● **GIVEN TASK**:
Transcribe the records that follow exactly. Skip the pictures.

● **DATA FOR THIS TASK**:
*****

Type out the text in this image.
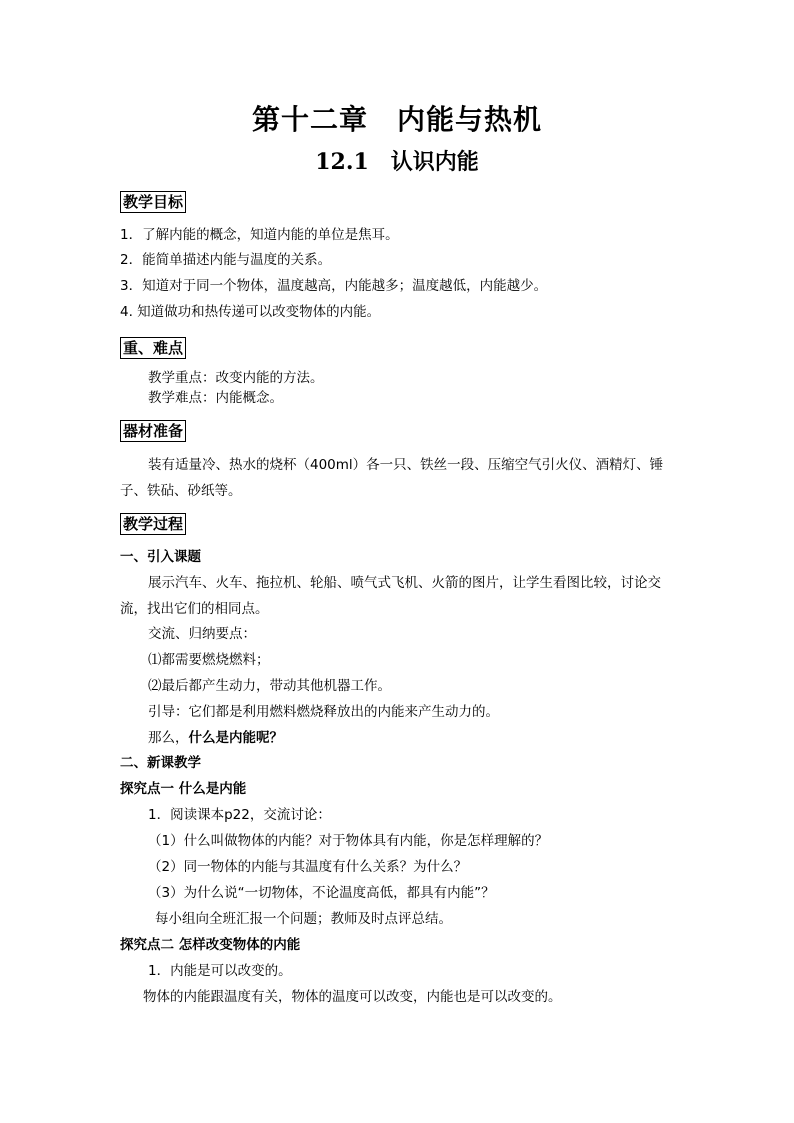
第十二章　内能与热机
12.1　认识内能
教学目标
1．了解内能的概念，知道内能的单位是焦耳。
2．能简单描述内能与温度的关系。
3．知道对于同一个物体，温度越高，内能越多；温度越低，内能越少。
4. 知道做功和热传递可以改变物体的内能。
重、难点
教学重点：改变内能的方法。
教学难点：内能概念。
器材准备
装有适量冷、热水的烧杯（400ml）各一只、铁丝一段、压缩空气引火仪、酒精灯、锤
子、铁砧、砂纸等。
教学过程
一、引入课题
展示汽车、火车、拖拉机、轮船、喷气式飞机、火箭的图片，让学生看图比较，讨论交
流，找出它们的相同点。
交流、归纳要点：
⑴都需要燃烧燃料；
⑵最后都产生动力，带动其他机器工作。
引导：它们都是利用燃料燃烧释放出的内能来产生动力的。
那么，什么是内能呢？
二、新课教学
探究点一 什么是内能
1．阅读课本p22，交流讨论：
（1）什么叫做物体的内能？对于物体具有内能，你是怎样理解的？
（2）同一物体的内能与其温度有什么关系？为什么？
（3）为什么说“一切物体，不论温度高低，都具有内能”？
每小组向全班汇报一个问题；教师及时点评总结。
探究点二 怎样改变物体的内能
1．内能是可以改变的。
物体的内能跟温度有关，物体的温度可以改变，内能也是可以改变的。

*****

● **TASK OUTPUT**:
Type out the text in this image.
第十二章　内能与热机
12.1　认识内能
教学目标
1．了解内能的概念，知道内能的单位是焦耳。
2．能简单描述内能与温度的关系。
3．知道对于同一个物体，温度越高，内能越多；温度越低，内能越少。
4. 知道做功和热传递可以改变物体的内能。
重、难点
教学重点：改变内能的方法。
教学难点：内能概念。
器材准备
装有适量冷、热水的烧杯（400ml）各一只、铁丝一段、压缩空气引火仪、酒精灯、锤
子、铁砧、砂纸等。
教学过程
一、引入课题
展示汽车、火车、拖拉机、轮船、喷气式飞机、火箭的图片，让学生看图比较，讨论交
流，找出它们的相同点。
交流、归纳要点：
⑴都需要燃烧燃料；
⑵最后都产生动力，带动其他机器工作。
引导：它们都是利用燃料燃烧释放出的内能来产生动力的。
那么，什么是内能呢？
二、新课教学
探究点一 什么是内能
1．阅读课本p22，交流讨论：
（1）什么叫做物体的内能？对于物体具有内能，你是怎样理解的？
（2）同一物体的内能与其温度有什么关系？为什么？
（3）为什么说“一切物体，不论温度高低，都具有内能”？
每小组向全班汇报一个问题；教师及时点评总结。
探究点二 怎样改变物体的内能
1．内能是可以改变的。
物体的内能跟温度有关，物体的温度可以改变，内能也是可以改变的。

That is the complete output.